[Objective] For the listing underneath, give the count of lines containing the string "Smith" and nothing further.

○ ○ ○ ○ ○

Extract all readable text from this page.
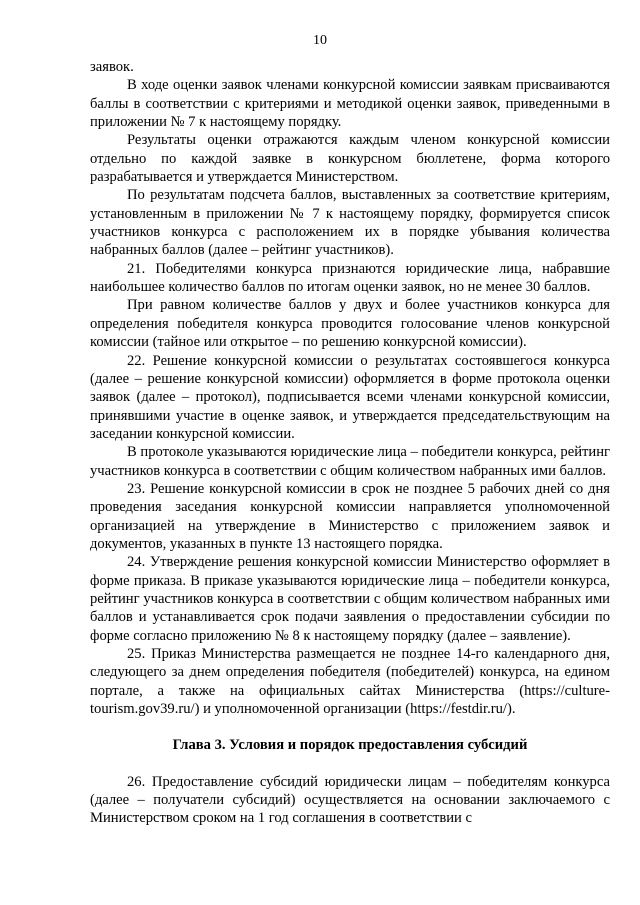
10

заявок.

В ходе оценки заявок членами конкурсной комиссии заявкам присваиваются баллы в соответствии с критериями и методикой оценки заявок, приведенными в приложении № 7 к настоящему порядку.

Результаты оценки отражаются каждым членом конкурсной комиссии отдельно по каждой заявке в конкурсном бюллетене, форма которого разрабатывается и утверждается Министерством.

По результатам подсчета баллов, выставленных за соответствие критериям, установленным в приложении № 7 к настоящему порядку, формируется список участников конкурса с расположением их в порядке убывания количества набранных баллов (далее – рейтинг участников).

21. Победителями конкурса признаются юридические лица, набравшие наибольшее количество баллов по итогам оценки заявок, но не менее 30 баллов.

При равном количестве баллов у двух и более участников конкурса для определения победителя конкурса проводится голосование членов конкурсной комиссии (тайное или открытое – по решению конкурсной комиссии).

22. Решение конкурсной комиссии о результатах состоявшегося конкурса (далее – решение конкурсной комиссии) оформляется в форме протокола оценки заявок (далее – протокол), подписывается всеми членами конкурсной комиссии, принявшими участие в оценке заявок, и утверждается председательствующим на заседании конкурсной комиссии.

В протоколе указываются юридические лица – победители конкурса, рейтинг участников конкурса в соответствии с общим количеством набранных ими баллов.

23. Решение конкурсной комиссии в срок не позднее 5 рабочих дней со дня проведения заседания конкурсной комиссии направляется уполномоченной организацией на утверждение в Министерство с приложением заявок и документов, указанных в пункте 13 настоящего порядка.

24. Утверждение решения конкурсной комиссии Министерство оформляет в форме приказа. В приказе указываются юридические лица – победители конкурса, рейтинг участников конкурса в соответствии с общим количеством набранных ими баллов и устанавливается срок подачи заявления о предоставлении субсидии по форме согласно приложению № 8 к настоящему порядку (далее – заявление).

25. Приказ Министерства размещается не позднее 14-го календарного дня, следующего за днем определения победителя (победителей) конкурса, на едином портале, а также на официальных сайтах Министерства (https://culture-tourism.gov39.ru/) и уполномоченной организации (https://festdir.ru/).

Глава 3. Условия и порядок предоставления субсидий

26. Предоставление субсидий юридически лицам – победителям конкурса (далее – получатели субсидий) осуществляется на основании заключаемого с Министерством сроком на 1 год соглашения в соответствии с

○ ○ ○ ○ ○

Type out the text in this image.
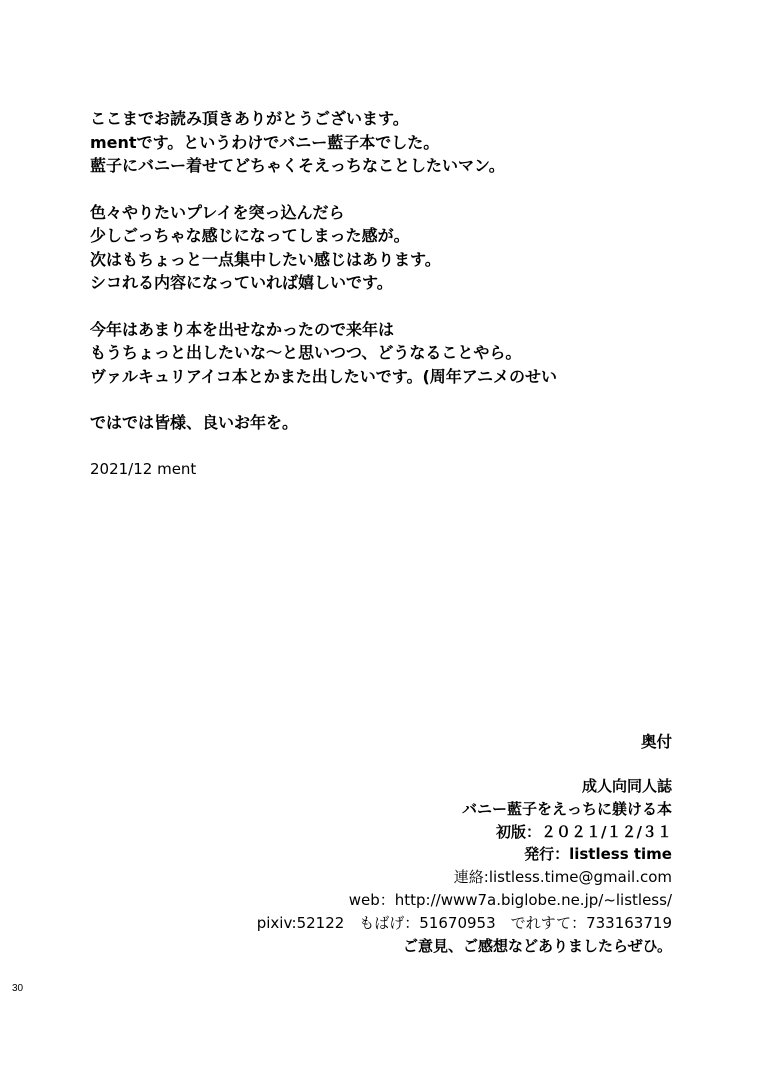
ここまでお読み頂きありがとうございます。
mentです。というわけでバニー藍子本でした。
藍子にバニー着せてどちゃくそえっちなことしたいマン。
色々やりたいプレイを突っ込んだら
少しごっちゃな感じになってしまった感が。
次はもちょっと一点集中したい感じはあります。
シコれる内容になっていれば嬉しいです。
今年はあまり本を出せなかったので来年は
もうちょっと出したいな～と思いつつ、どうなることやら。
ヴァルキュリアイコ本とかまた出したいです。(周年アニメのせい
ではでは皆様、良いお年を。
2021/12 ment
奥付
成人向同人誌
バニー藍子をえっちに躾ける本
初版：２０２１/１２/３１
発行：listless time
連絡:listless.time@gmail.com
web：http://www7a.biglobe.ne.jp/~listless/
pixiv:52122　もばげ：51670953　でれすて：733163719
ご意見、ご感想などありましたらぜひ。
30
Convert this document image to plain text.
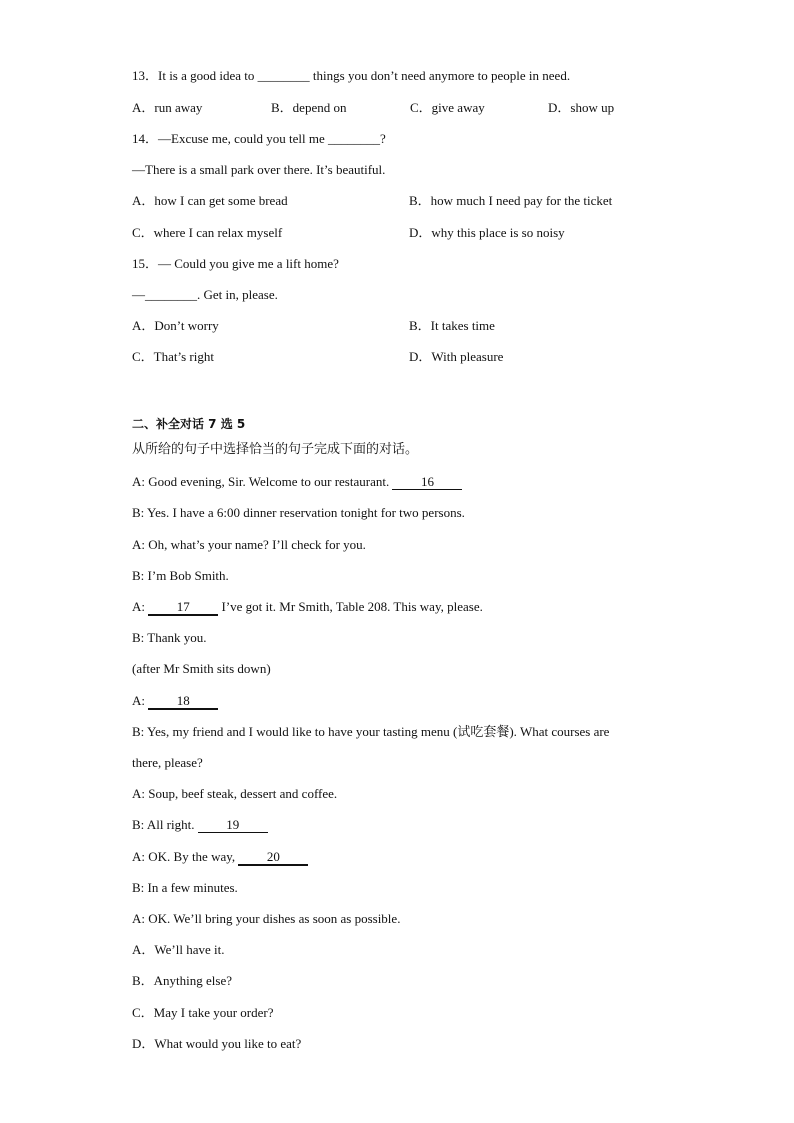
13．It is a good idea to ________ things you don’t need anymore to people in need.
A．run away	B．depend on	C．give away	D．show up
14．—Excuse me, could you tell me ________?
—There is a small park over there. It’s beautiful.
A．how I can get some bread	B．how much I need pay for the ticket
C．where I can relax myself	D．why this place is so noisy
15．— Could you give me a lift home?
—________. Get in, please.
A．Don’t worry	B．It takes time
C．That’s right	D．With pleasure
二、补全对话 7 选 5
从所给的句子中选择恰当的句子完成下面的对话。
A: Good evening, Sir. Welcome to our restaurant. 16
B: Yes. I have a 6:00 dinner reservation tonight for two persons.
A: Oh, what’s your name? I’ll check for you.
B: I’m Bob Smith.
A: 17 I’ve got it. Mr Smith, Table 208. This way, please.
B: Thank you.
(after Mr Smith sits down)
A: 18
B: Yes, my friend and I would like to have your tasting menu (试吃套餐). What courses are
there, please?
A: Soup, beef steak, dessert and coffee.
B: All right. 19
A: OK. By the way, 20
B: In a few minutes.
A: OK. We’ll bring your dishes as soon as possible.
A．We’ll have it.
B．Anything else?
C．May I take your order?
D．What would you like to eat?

○ ○ ○ ○ ○

[Result] 3